== AVAILABLE DATA ==
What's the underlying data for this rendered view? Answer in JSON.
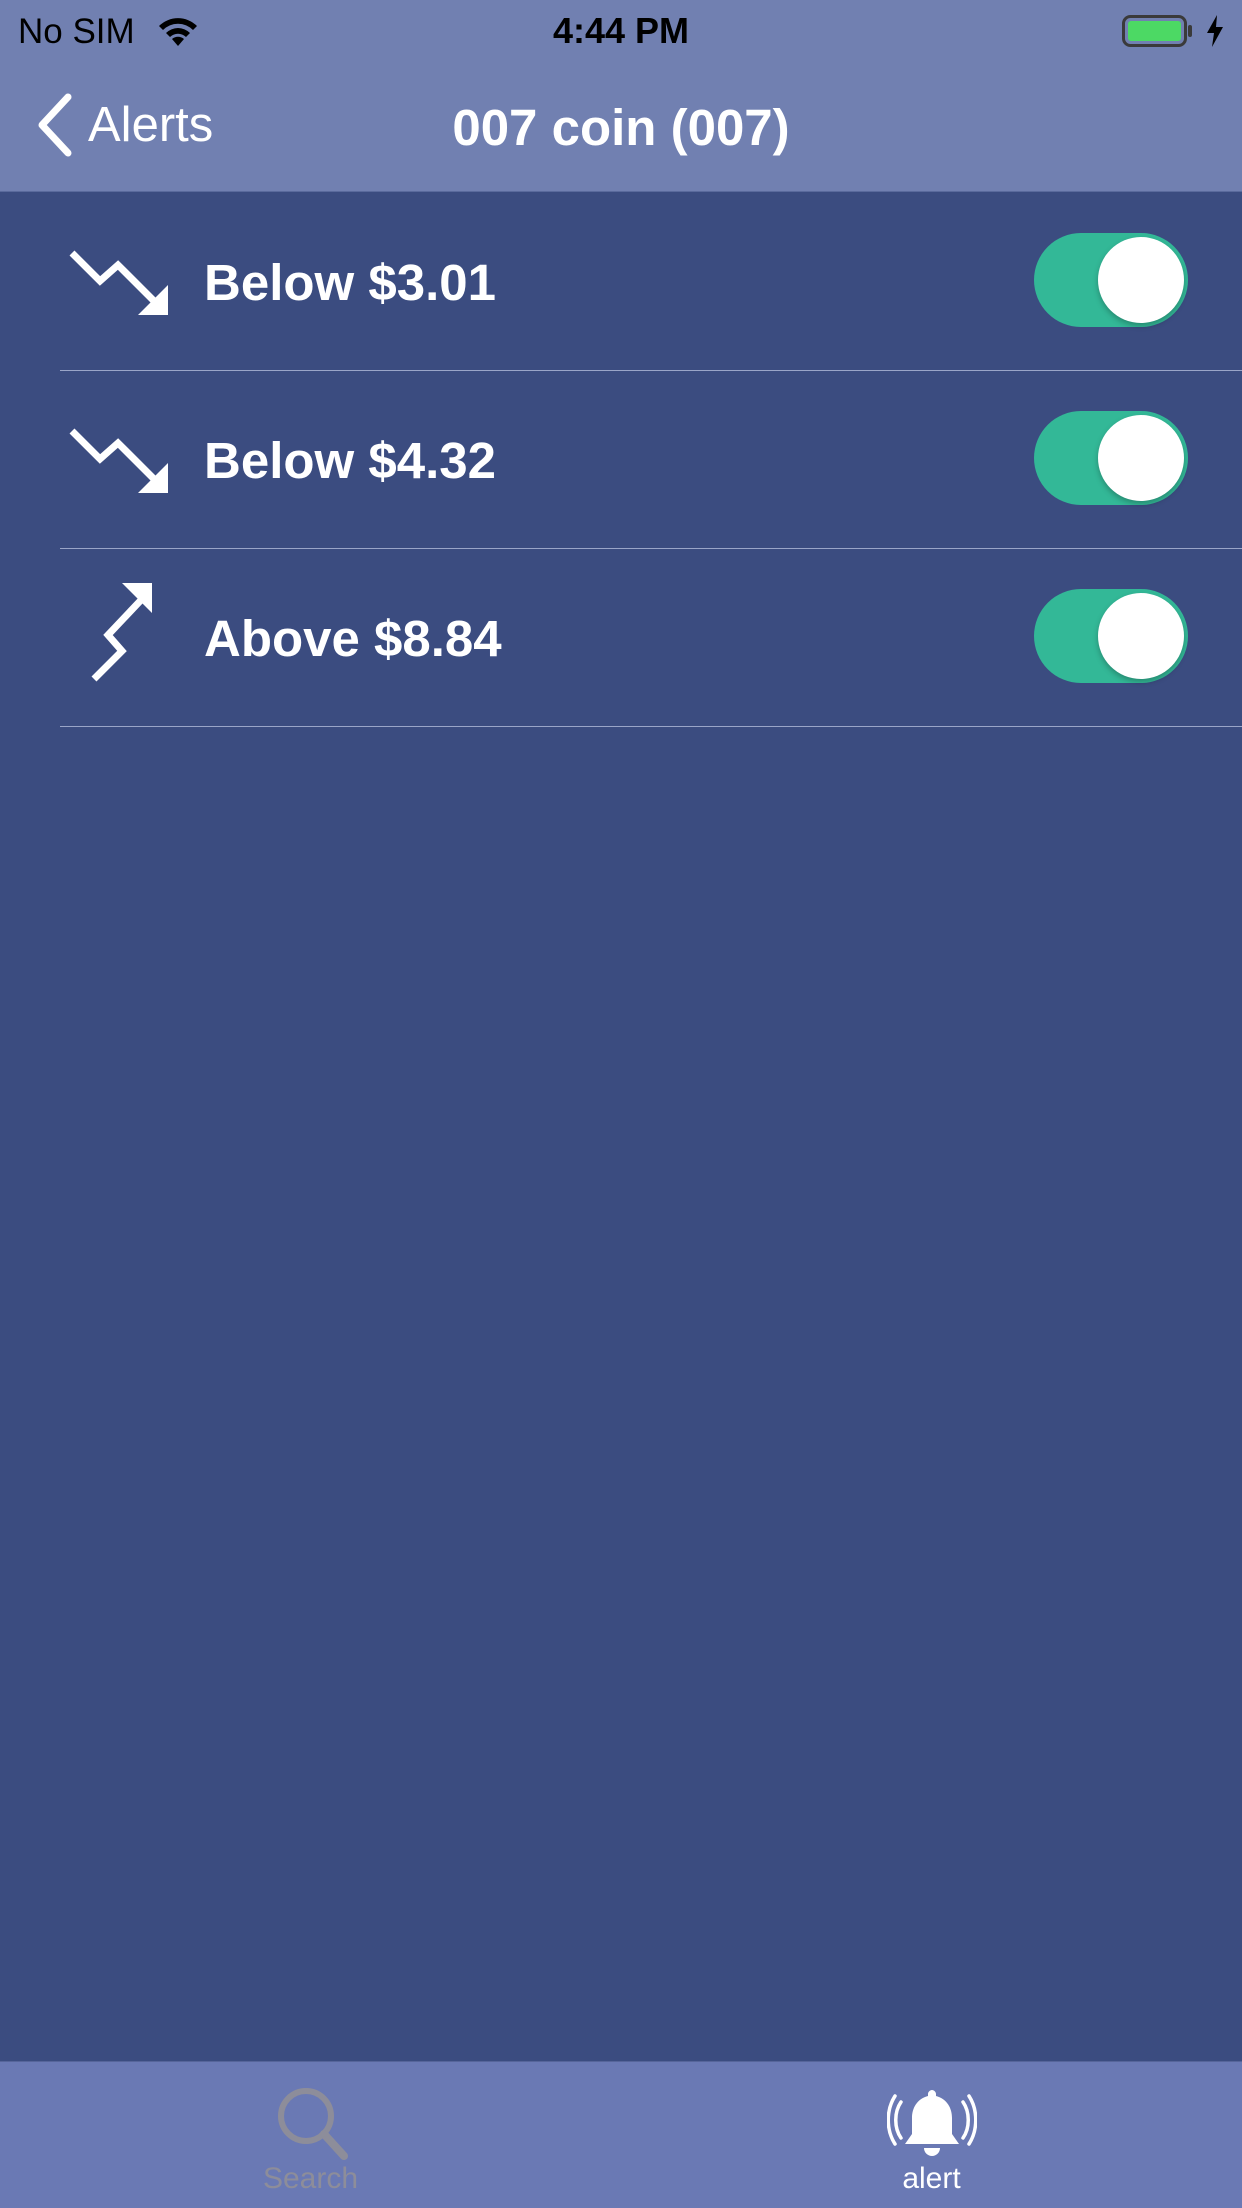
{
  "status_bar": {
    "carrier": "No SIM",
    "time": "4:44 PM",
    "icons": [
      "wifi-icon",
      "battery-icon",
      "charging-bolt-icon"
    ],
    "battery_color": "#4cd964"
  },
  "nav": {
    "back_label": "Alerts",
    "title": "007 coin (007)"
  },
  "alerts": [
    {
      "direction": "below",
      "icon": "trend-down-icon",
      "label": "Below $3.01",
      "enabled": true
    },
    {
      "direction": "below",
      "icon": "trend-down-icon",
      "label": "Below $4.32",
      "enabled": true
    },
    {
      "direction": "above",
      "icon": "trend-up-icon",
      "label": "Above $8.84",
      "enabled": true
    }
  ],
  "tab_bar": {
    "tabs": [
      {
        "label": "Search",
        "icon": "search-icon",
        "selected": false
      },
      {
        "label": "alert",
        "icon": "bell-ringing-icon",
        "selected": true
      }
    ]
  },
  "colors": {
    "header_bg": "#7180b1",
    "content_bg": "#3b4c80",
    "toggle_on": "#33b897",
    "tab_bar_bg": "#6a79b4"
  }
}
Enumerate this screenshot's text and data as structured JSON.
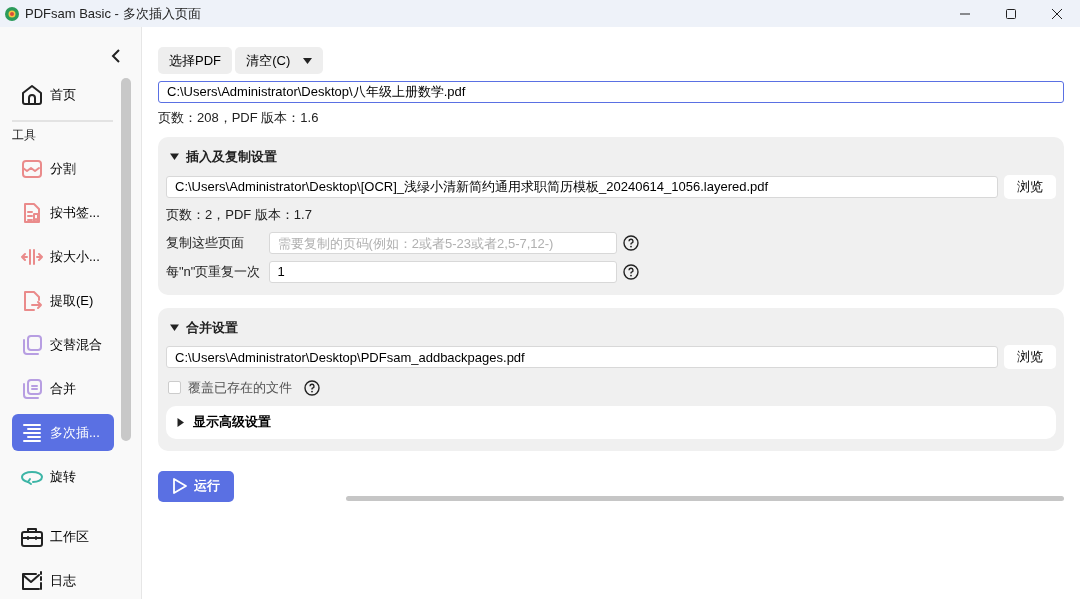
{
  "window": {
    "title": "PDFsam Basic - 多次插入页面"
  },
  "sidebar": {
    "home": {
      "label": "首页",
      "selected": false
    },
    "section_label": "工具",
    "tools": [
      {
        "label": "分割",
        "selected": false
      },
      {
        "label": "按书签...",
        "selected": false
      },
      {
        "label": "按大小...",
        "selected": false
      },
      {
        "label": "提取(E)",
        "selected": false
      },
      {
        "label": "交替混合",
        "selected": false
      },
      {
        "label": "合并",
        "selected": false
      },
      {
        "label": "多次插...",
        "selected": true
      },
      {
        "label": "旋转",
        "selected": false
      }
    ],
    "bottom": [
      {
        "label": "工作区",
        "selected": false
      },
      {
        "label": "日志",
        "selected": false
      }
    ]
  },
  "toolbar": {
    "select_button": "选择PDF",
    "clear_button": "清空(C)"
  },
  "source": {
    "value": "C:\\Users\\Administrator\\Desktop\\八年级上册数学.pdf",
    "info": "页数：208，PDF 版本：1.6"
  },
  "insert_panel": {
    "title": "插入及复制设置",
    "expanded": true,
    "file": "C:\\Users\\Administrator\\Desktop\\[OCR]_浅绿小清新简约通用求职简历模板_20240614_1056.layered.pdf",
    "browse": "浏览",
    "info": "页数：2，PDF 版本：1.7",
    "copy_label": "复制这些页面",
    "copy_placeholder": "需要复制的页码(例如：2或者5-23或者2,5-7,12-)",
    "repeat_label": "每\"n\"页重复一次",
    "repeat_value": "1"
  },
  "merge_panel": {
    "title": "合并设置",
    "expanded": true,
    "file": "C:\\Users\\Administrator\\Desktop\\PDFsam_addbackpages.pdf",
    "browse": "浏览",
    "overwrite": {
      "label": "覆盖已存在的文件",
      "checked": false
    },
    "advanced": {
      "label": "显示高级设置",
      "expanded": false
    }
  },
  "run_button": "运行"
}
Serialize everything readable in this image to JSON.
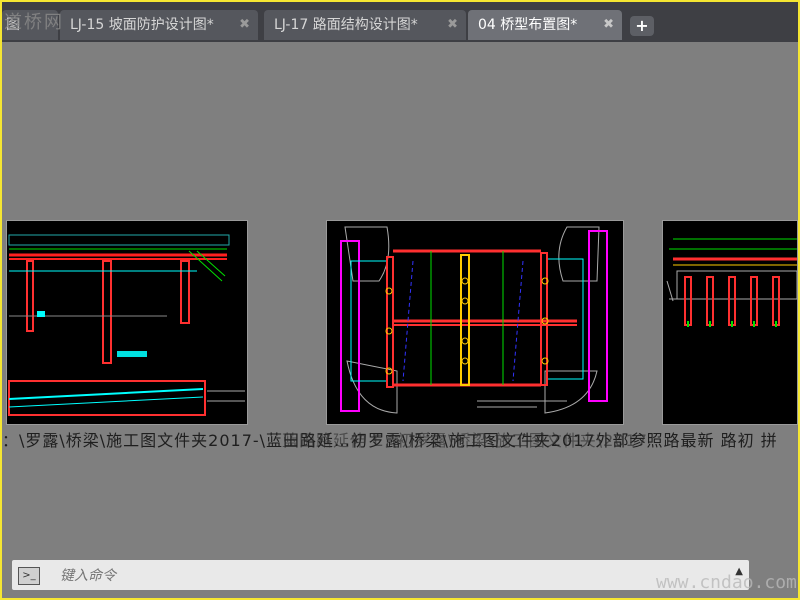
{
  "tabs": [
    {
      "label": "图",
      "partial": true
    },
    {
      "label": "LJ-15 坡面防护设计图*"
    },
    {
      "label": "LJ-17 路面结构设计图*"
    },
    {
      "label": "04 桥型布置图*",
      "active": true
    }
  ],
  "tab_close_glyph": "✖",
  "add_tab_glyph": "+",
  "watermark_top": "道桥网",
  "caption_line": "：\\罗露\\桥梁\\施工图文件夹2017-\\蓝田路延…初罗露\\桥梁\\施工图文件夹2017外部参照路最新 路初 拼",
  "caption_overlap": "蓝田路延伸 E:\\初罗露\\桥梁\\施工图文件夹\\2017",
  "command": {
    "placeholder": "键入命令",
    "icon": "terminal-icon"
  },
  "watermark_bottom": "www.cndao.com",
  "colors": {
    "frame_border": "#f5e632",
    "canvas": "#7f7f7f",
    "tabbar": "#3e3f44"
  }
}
===
• _DIRECTIONS_
Starting at the line that contains "Serialize everything readable", retype each line through the final one in the listing, with both ends kept and the pictures omitted.

• _SOLVED PROBLEM_
Serialize everything readable in this image to JSON.
{
  "tabs": [
    {
      "label": "图",
      "partial": true
    },
    {
      "label": "LJ-15 坡面防护设计图*"
    },
    {
      "label": "LJ-17 路面结构设计图*"
    },
    {
      "label": "04 桥型布置图*",
      "active": true
    }
  ],
  "tab_close_glyph": "✖",
  "add_tab_glyph": "+",
  "watermark_top": "道桥网",
  "caption_line": "：\\罗露\\桥梁\\施工图文件夹2017-\\蓝田路延…初罗露\\桥梁\\施工图文件夹2017外部参照路最新 路初 拼",
  "caption_overlap": "蓝田路延伸 E:\\初罗露\\桥梁\\施工图文件夹\\2017",
  "command": {
    "placeholder": "键入命令",
    "icon": "terminal-icon"
  },
  "watermark_bottom": "www.cndao.com",
  "colors": {
    "frame_border": "#f5e632",
    "canvas": "#7f7f7f",
    "tabbar": "#3e3f44"
  }
}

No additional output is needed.